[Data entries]
== == ==
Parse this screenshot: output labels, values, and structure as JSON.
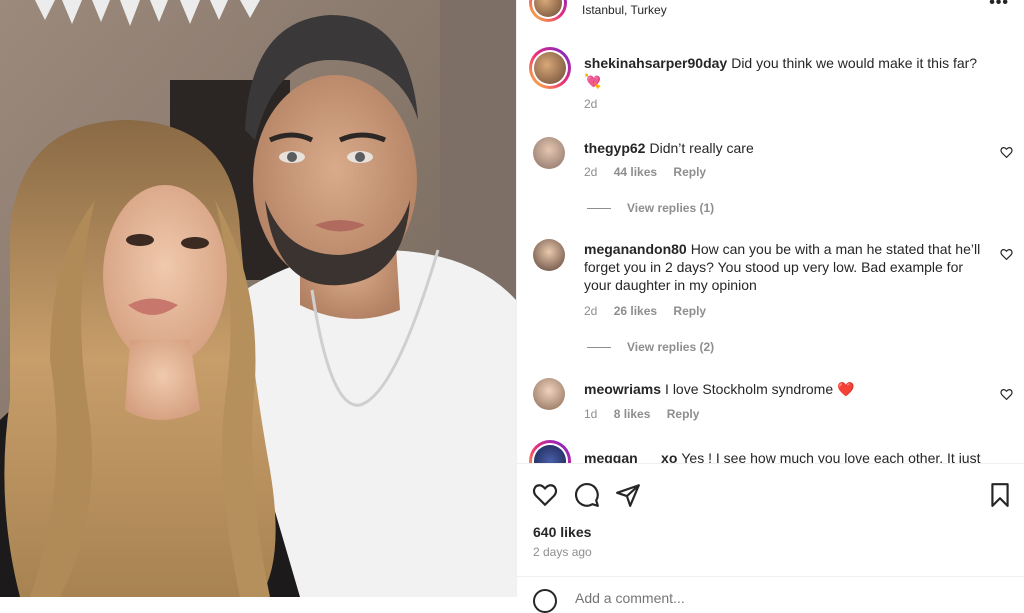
{
  "post": {
    "location": "Istanbul, Turkey",
    "more_icon": "•••",
    "likes": "640 likes",
    "date": "2 days ago",
    "add_comment_placeholder": "Add a comment..."
  },
  "caption": {
    "username": "shekinahsarper90day",
    "text": "Did you think we would make it this far?",
    "emoji": "💘",
    "time": "2d"
  },
  "comments": [
    {
      "username": "thegyp62",
      "text": "Didn’t really care",
      "time": "2d",
      "likes": "44 likes",
      "reply": "Reply",
      "view_replies": "View replies (1)"
    },
    {
      "username": "meganandon80",
      "text": "How can you be with a man he stated that he’ll forget you in 2 days? You stood up very low. Bad example for your daughter in my opinion",
      "time": "2d",
      "likes": "26 likes",
      "reply": "Reply",
      "view_replies": "View replies (2)"
    },
    {
      "username": "meowriams",
      "text": "I love Stockholm syndrome",
      "emoji": "❤️",
      "time": "1d",
      "likes": "8 likes",
      "reply": "Reply"
    },
    {
      "username": "meggan___xo",
      "text": "Yes ! I see how much you love each other. It just"
    }
  ],
  "colors": {
    "text": "#262626",
    "secondary": "#8e8e8e",
    "heart_emoji": "#e0245e"
  }
}
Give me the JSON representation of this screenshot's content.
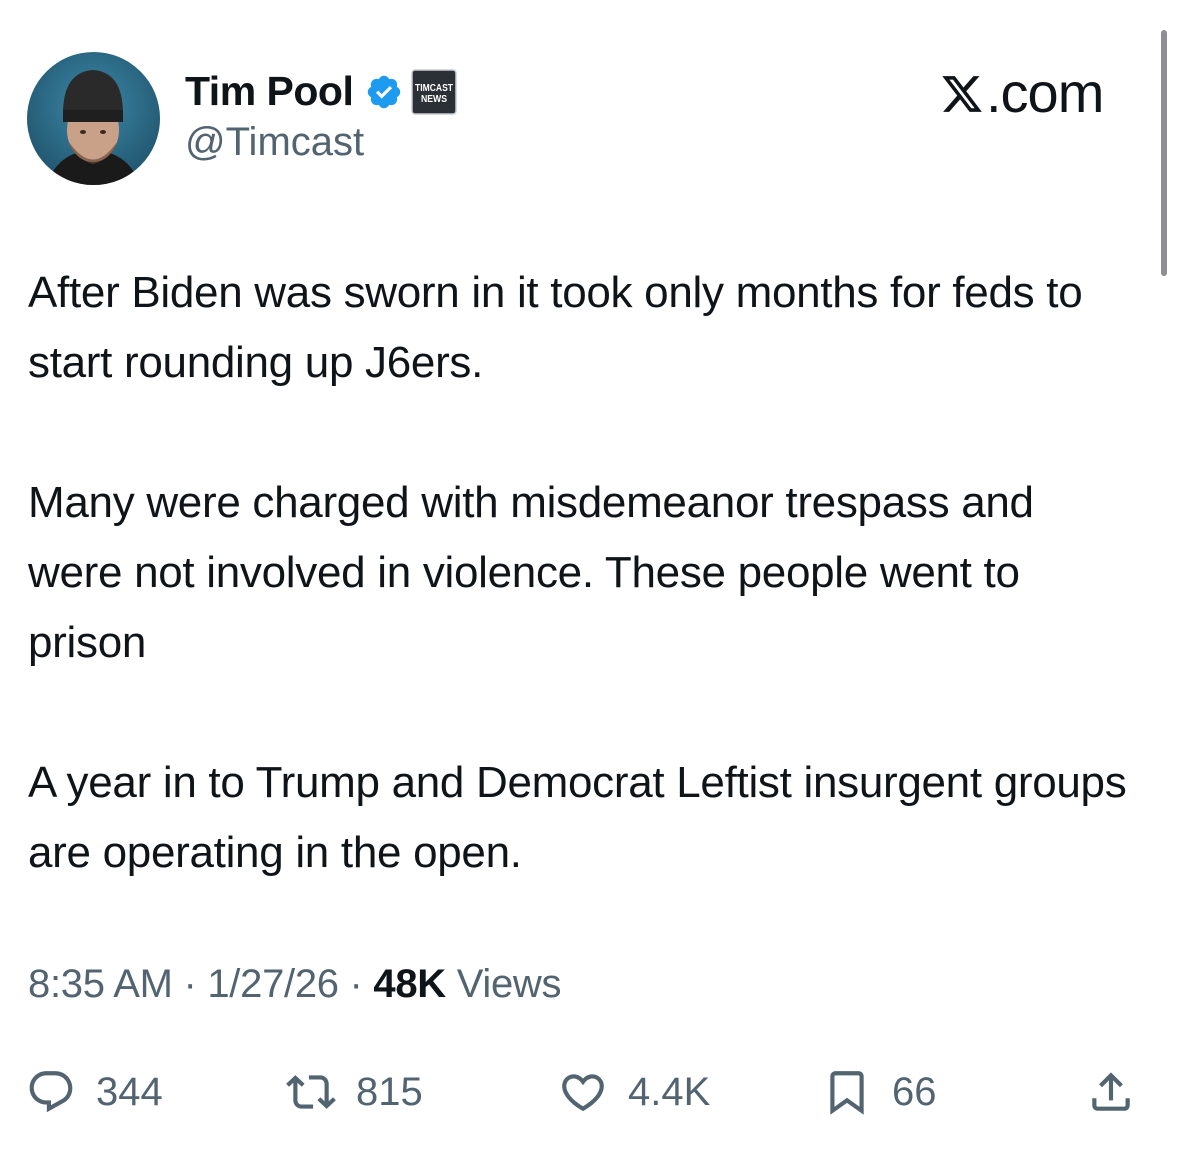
{
  "author": {
    "name": "Tim Pool",
    "handle": "@Timcast",
    "affiliation_badge": "TIMCAST NEWS",
    "verified_color": "#1d9bf0"
  },
  "brand": {
    "label": ".com"
  },
  "tweet": {
    "paragraphs": [
      "After Biden was sworn in it took only months for feds to start rounding up J6ers.",
      "Many were charged with misdemeanor trespass and were not involved in violence. These people went to prison",
      "A year in to Trump and Democrat Leftist insurgent groups are operating in the open."
    ]
  },
  "meta": {
    "time": "8:35 AM",
    "separator": "·",
    "date": "1/27/26",
    "views_count": "48K",
    "views_label": "Views"
  },
  "actions": {
    "replies": "344",
    "reposts": "815",
    "likes": "4.4K",
    "bookmarks": "66"
  }
}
== == ==
• PROBLEM TO SOLVE: Provide only the count of lines in the data above that include the string "with".

• OUTPUT: 2